DIRECTIONS |
Look through the listing for the word "решении". Copy each line that has it.

SOURCE DATA |
----

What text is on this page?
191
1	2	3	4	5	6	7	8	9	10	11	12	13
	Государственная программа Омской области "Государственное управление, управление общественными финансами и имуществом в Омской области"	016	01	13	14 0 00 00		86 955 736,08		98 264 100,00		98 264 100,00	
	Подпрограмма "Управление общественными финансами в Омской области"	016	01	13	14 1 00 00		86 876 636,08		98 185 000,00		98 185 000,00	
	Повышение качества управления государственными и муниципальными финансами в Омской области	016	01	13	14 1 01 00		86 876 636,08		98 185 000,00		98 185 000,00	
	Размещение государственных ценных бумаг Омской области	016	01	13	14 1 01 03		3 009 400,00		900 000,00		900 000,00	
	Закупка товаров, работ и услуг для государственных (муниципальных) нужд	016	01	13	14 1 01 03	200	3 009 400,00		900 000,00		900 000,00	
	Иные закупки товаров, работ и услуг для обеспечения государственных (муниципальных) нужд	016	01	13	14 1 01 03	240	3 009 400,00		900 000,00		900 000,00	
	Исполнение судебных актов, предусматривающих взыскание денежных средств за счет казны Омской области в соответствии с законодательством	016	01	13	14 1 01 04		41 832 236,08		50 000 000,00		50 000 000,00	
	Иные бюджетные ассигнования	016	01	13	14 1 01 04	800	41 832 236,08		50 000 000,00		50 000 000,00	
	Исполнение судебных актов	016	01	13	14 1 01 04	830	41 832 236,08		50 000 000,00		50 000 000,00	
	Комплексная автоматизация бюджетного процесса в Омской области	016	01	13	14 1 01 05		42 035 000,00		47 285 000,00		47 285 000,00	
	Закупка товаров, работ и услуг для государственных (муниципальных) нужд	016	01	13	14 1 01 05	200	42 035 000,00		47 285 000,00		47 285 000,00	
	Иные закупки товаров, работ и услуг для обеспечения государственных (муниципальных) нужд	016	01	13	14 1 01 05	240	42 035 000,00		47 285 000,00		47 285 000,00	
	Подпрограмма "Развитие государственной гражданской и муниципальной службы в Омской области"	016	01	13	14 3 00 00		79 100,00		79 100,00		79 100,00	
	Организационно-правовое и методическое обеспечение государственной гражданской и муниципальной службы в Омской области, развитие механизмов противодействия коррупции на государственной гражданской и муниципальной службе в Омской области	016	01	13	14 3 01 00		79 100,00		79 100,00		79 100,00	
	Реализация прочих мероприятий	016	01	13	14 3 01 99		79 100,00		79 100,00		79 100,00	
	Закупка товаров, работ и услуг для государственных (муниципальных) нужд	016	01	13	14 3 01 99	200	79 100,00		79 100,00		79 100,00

----

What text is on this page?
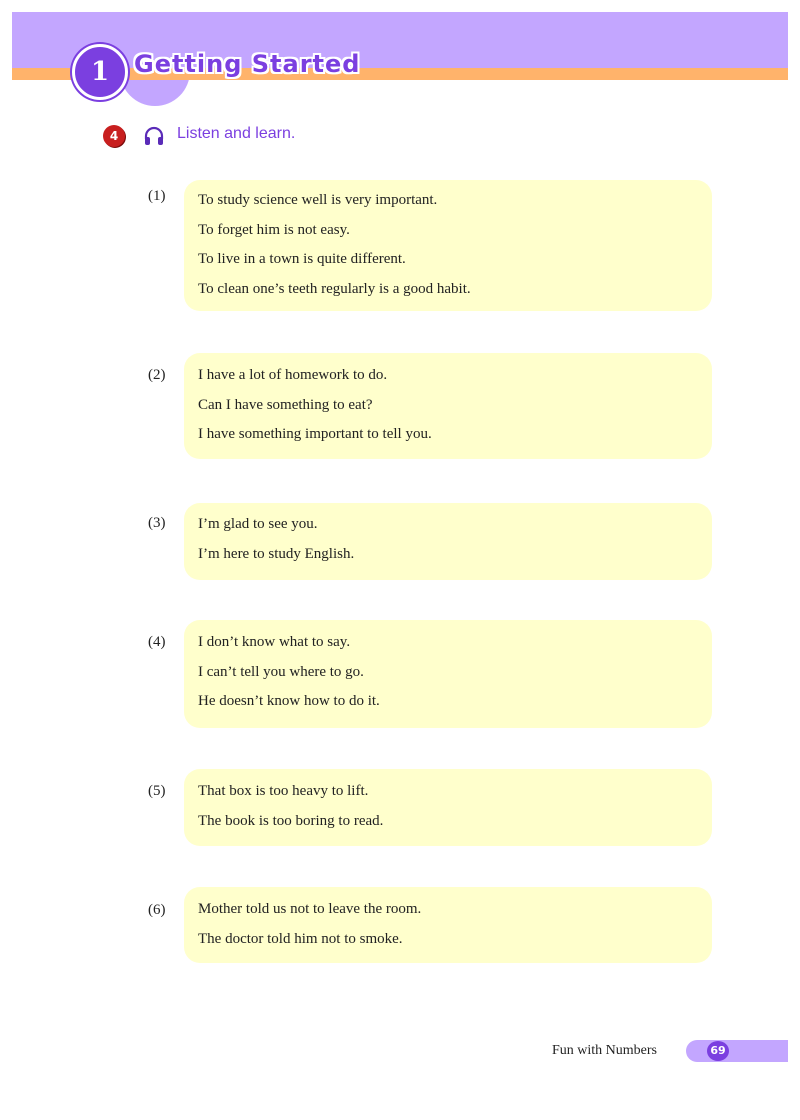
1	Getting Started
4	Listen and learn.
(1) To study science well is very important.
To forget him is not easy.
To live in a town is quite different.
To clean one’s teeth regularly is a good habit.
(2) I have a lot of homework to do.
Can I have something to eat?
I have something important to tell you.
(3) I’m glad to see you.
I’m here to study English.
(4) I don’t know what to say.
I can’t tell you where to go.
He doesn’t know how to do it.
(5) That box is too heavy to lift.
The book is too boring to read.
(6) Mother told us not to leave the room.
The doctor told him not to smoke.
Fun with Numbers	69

----

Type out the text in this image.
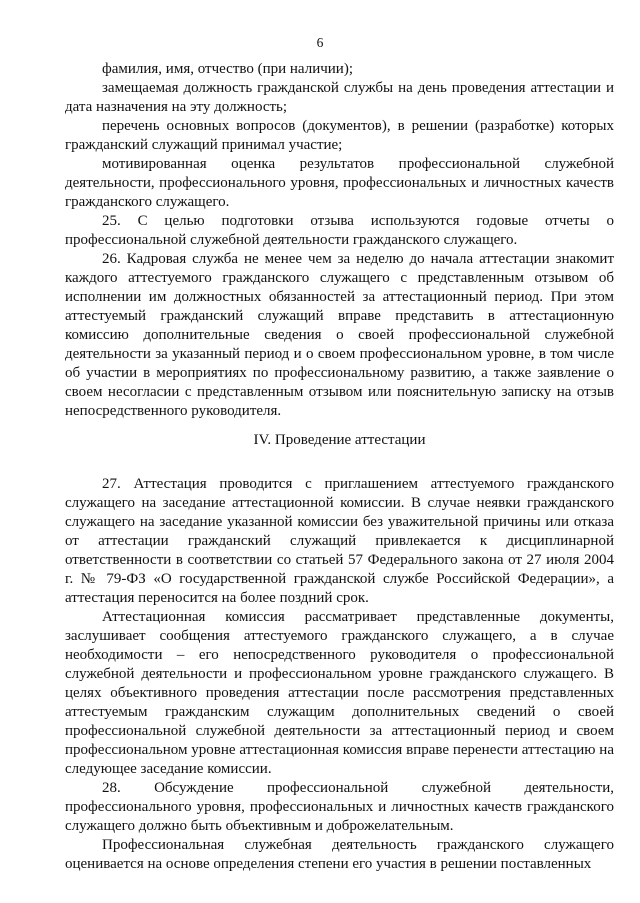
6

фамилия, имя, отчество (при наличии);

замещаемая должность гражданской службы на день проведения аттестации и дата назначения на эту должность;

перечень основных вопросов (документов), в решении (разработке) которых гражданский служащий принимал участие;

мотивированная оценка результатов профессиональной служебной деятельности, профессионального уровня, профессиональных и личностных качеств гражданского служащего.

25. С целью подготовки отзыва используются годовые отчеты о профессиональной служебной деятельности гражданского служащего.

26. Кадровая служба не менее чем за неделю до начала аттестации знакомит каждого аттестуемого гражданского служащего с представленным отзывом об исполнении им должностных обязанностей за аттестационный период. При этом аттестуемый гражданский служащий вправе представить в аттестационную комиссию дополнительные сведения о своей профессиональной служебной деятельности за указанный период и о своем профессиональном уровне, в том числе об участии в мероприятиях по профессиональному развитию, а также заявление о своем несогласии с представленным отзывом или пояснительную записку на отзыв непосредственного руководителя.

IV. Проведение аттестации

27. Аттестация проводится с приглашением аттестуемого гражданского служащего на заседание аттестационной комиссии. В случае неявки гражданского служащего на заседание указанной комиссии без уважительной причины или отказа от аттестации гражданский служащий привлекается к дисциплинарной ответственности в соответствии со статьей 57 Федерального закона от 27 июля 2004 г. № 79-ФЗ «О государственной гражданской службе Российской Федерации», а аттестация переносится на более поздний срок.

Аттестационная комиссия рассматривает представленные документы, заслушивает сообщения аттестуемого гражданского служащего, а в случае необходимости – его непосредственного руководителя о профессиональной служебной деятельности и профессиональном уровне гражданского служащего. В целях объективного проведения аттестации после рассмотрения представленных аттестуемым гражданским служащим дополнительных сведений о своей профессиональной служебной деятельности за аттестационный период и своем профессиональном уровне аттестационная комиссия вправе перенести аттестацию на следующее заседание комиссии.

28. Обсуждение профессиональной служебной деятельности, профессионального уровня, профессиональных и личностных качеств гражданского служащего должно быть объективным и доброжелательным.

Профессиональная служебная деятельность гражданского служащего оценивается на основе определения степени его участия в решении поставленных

----

TASK OUTPUT |
перечень основных вопросов (документов), в решении (разработке) которых гражданский служащий принимал участие;
Профессиональная служебная деятельность гражданского служащего оценивается на основе определения степени его участия в решении поставленных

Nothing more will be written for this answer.